In the data below, find the line containing "OCR this image."; reproduce that line and all subsequent lines exactly, and nothing else.

# The input:
##############################

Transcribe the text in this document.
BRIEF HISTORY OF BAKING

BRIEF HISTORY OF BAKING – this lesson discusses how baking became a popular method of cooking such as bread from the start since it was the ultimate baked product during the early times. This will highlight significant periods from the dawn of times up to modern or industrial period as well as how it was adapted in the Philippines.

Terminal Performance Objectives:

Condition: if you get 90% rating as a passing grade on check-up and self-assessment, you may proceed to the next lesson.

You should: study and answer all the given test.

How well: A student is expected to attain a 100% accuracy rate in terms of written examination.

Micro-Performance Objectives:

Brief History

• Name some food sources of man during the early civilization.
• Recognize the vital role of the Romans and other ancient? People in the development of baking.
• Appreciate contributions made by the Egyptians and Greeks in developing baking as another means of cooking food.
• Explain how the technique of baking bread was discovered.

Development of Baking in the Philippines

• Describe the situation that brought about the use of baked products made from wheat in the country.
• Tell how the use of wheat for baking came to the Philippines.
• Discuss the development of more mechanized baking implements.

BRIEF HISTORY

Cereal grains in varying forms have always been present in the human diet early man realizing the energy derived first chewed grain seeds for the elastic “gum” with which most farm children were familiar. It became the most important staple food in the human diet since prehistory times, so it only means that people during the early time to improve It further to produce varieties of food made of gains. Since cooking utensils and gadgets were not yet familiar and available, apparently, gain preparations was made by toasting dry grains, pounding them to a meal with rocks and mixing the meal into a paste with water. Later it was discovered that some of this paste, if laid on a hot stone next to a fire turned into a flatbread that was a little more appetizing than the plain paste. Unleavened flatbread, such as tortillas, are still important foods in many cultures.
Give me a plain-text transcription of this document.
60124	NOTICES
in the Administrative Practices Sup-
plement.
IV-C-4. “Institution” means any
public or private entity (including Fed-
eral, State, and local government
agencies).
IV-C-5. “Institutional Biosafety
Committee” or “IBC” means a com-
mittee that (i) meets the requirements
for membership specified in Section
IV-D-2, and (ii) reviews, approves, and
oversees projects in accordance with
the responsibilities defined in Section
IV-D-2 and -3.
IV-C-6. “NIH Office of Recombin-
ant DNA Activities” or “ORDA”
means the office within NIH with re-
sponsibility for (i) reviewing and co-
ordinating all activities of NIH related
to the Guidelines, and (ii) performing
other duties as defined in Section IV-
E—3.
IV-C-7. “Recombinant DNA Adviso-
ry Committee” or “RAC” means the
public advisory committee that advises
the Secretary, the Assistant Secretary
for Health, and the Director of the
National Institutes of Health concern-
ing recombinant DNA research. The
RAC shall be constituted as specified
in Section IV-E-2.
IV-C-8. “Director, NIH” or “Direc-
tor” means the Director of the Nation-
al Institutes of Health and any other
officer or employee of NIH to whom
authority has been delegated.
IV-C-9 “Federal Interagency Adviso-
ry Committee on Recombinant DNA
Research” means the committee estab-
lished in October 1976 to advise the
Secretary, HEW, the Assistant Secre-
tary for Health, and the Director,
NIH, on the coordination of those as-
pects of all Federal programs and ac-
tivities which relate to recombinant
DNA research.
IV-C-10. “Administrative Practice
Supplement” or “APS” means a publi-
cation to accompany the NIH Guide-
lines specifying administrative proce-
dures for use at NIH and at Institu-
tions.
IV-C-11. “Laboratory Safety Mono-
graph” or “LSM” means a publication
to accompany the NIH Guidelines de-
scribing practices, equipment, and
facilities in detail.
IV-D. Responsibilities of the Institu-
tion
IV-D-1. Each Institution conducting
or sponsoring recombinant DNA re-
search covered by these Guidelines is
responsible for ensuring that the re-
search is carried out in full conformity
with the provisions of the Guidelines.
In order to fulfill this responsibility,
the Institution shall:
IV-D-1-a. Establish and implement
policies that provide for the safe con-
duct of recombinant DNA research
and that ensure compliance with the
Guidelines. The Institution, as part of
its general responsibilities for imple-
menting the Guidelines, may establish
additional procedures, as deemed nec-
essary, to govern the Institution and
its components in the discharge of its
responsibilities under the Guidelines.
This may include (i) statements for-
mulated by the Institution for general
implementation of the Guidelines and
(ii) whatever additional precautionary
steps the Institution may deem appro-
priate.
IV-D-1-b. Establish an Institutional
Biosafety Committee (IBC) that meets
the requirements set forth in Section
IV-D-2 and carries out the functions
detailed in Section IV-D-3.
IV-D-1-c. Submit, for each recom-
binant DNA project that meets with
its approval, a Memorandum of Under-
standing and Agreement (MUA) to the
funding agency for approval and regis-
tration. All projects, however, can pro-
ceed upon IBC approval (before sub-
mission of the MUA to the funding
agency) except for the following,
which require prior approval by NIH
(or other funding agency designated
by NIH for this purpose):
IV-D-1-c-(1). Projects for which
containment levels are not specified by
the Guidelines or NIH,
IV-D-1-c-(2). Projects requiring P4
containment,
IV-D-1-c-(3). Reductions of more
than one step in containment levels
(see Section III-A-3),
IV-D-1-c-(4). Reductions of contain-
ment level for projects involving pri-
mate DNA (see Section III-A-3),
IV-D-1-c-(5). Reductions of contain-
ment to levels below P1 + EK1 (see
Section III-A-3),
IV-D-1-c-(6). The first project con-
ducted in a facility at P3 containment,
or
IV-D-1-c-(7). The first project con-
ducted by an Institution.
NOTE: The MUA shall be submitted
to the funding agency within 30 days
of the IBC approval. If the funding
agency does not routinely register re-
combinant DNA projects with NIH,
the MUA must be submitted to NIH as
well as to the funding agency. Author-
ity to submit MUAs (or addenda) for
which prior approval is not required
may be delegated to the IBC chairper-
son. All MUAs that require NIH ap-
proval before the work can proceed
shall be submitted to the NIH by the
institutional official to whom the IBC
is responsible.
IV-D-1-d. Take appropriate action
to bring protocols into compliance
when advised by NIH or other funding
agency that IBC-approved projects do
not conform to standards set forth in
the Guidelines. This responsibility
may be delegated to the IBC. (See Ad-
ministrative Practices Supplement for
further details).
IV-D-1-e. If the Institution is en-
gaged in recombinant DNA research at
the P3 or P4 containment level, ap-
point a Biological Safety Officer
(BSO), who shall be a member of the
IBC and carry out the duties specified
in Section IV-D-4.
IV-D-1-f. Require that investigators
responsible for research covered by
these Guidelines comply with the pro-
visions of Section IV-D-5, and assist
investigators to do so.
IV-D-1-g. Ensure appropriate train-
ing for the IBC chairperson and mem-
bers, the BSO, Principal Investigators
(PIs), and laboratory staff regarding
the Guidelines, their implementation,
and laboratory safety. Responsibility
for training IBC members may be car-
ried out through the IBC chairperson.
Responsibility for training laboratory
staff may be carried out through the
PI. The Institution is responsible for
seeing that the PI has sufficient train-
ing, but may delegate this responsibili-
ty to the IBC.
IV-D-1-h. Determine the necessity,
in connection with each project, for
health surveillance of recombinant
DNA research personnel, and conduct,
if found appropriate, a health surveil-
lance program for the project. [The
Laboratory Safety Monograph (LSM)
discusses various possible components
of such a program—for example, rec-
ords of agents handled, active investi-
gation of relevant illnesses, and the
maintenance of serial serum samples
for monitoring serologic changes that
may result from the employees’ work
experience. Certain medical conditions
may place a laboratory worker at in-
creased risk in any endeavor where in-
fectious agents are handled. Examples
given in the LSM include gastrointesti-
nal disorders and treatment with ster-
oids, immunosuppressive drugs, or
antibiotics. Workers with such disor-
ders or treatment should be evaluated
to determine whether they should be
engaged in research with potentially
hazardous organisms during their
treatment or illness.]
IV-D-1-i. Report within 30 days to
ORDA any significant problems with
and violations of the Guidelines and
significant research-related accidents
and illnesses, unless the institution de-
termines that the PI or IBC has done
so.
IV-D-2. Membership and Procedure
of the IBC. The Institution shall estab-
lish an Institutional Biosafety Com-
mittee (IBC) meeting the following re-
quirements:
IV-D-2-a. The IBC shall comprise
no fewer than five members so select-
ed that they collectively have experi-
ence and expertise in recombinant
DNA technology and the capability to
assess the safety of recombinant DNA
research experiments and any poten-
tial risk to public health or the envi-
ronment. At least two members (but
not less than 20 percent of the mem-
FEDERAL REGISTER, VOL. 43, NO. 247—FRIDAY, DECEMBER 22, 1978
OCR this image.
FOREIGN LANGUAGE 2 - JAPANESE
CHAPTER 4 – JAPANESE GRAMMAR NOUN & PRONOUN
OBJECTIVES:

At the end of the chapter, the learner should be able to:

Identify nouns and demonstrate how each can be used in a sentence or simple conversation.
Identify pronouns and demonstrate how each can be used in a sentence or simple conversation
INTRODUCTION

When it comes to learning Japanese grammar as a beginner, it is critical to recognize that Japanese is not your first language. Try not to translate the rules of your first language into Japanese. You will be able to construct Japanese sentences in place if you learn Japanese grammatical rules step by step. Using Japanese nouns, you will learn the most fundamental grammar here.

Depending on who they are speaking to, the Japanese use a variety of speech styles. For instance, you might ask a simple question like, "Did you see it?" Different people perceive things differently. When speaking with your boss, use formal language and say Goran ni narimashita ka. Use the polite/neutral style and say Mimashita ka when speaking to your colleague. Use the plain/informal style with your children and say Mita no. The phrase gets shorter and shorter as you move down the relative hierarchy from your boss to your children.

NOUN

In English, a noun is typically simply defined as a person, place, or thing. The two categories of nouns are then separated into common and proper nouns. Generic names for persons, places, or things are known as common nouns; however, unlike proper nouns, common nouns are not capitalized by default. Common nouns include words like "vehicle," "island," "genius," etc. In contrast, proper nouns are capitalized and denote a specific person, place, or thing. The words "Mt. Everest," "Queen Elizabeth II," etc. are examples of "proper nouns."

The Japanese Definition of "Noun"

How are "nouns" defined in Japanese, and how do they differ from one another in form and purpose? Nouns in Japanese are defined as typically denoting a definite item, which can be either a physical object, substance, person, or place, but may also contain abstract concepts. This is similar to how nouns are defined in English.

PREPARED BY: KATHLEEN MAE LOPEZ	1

##############################

# Complete output:
OCR this image.
FOREIGN LANGUAGE 2 - JAPANESE
CHAPTER 4 – JAPANESE GRAMMAR NOUN & PRONOUN
OBJECTIVES:

At the end of the chapter, the learner should be able to:

Identify nouns and demonstrate how each can be used in a sentence or simple conversation.
Identify pronouns and demonstrate how each can be used in a sentence or simple conversation
INTRODUCTION

When it comes to learning Japanese grammar as a beginner, it is critical to recognize that Japanese is not your first language. Try not to translate the rules of your first language into Japanese. You will be able to construct Japanese sentences in place if you learn Japanese grammatical rules step by step. Using Japanese nouns, you will learn the most fundamental grammar here.

Depending on who they are speaking to, the Japanese use a variety of speech styles. For instance, you might ask a simple question like, "Did you see it?" Different people perceive things differently. When speaking with your boss, use formal language and say Goran ni narimashita ka. Use the polite/neutral style and say Mimashita ka when speaking to your colleague. Use the plain/informal style with your children and say Mita no. The phrase gets shorter and shorter as you move down the relative hierarchy from your boss to your children.

NOUN

In English, a noun is typically simply defined as a person, place, or thing. The two categories of nouns are then separated into common and proper nouns. Generic names for persons, places, or things are known as common nouns; however, unlike proper nouns, common nouns are not capitalized by default. Common nouns include words like "vehicle," "island," "genius," etc. In contrast, proper nouns are capitalized and denote a specific person, place, or thing. The words "Mt. Everest," "Queen Elizabeth II," etc. are examples of "proper nouns."

The Japanese Definition of "Noun"

How are "nouns" defined in Japanese, and how do they differ from one another in form and purpose? Nouns in Japanese are defined as typically denoting a definite item, which can be either a physical object, substance, person, or place, but may also contain abstract concepts. This is similar to how nouns are defined in English.

PREPARED BY: KATHLEEN MAE LOPEZ	1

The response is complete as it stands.